[Collected data entries]
>> BEGIN

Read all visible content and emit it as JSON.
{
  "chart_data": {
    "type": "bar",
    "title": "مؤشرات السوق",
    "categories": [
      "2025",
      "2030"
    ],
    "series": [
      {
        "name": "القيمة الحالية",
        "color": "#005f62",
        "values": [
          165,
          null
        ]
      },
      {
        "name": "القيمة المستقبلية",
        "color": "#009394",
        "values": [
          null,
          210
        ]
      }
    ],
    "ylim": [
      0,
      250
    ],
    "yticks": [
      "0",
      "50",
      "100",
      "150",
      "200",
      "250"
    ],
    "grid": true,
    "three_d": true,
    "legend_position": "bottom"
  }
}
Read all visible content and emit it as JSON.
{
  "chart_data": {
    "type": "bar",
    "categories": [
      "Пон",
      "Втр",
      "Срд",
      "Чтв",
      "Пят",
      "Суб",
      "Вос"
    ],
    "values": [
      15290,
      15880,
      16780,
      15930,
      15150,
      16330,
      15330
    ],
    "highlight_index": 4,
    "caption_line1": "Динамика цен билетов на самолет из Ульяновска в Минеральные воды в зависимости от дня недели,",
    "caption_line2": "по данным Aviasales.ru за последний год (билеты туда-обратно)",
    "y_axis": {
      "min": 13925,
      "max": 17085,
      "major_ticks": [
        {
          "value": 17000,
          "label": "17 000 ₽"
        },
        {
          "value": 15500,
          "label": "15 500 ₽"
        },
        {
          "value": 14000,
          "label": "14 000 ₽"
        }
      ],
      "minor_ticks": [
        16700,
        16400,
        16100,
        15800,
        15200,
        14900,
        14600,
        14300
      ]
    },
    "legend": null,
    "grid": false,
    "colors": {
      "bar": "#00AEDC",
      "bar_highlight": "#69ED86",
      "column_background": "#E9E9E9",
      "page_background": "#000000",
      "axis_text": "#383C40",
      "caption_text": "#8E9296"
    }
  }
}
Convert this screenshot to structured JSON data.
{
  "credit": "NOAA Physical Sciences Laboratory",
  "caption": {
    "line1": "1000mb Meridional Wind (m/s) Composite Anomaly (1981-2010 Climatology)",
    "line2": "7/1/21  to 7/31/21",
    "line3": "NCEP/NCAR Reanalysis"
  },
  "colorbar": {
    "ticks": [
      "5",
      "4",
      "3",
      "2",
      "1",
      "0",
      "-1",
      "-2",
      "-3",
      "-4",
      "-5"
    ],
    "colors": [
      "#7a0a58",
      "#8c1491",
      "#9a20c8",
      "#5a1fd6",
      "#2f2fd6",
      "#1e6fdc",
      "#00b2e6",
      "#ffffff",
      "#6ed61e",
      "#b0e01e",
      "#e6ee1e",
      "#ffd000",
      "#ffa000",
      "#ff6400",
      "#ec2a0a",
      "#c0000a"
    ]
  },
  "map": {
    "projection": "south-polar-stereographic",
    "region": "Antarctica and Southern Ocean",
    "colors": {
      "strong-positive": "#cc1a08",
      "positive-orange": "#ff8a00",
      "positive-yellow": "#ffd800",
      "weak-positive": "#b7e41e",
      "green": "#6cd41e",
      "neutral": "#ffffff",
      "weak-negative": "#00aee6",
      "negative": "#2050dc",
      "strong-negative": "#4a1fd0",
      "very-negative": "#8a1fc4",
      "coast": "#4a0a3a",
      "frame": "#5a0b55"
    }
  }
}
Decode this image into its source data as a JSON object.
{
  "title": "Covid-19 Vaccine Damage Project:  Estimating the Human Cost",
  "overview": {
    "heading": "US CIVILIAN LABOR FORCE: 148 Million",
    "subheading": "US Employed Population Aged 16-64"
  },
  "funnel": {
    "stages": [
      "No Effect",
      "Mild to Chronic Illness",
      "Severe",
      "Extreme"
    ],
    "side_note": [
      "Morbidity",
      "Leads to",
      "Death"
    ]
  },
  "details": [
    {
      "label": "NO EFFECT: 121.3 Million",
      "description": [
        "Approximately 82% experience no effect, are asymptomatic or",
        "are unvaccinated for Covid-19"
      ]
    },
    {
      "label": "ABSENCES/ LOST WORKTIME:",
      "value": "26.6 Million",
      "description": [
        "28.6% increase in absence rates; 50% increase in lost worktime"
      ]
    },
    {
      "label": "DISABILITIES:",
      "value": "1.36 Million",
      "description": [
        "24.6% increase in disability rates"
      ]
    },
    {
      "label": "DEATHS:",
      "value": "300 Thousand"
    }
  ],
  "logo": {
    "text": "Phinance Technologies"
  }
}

>> END

(Short problem) Give back exactly the lines from the line containing "Decode this image" to the end of the entries, and no other lines.

(Written reply)
Decode this image into its source data as a JSON object.
{
  "title": "Covid-19 Vaccine Damage Project:  Estimating the Human Cost",
  "overview": {
    "heading": "US CIVILIAN LABOR FORCE: 148 Million",
    "subheading": "US Employed Population Aged 16-64"
  },
  "funnel": {
    "stages": [
      "No Effect",
      "Mild to Chronic Illness",
      "Severe",
      "Extreme"
    ],
    "side_note": [
      "Morbidity",
      "Leads to",
      "Death"
    ]
  },
  "details": [
    {
      "label": "NO EFFECT: 121.3 Million",
      "description": [
        "Approximately 82% experience no effect, are asymptomatic or",
        "are unvaccinated for Covid-19"
      ]
    },
    {
      "label": "ABSENCES/ LOST WORKTIME:",
      "value": "26.6 Million",
      "description": [
        "28.6% increase in absence rates; 50% increase in lost worktime"
      ]
    },
    {
      "label": "DISABILITIES:",
      "value": "1.36 Million",
      "description": [
        "24.6% increase in disability rates"
      ]
    },
    {
      "label": "DEATHS:",
      "value": "300 Thousand"
    }
  ],
  "logo": {
    "text": "Phinance Technologies"
  }
}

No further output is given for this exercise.